Extracted entries:
+ + +
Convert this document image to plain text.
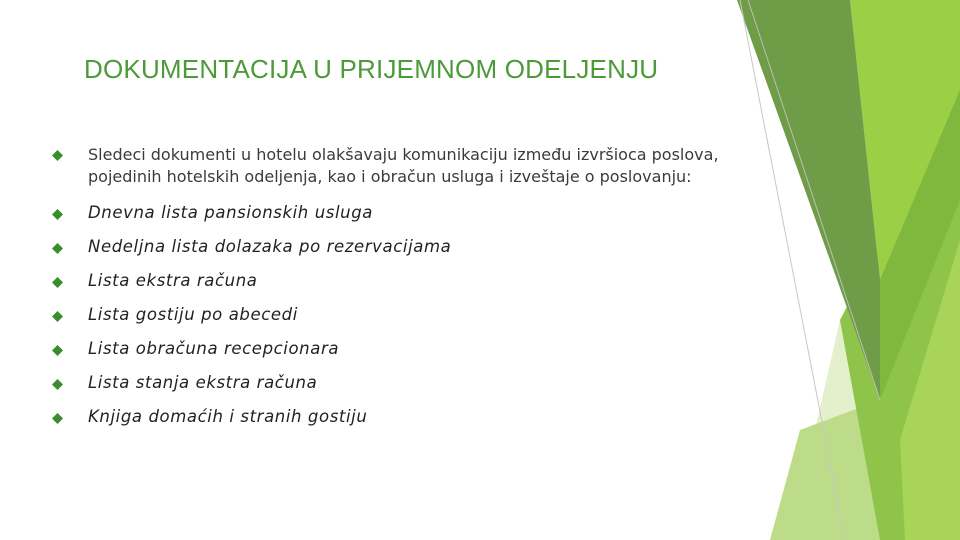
DOKUMENTACIJA U PRIJEMNOM ODELJENJU
Sledeci dokumenti u hotelu olakšavaju komunikaciju između izvršioca poslova, pojedinih hotelskih odeljenja, kao i obračun usluga i izveštaje o poslovanju:
Dnevna lista pansionskih usluga
Nedeljna lista dolazaka po rezervacijama
Lista ekstra računa
Lista gostiju po abecedi
Lista obračuna recepcionara
Lista stanja ekstra računa
Knjiga domaćih i stranih gostiju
+ + +
What is expected: Transcribe each entry above exactly, apart from the pictures.

Result:
Convert this document image to plain text.
DOKUMENTACIJA U PRIJEMNOM ODELJENJU
Sledeci dokumenti u hotelu olakšavaju komunikaciju između izvršioca poslova, pojedinih hotelskih odeljenja, kao i obračun usluga i izveštaje o poslovanju:
Dnevna lista pansionskih usluga
Nedeljna lista dolazaka po rezervacijama
Lista ekstra računa
Lista gostiju po abecedi
Lista obračuna recepcionara
Lista stanja ekstra računa
Knjiga domaćih i stranih gostiju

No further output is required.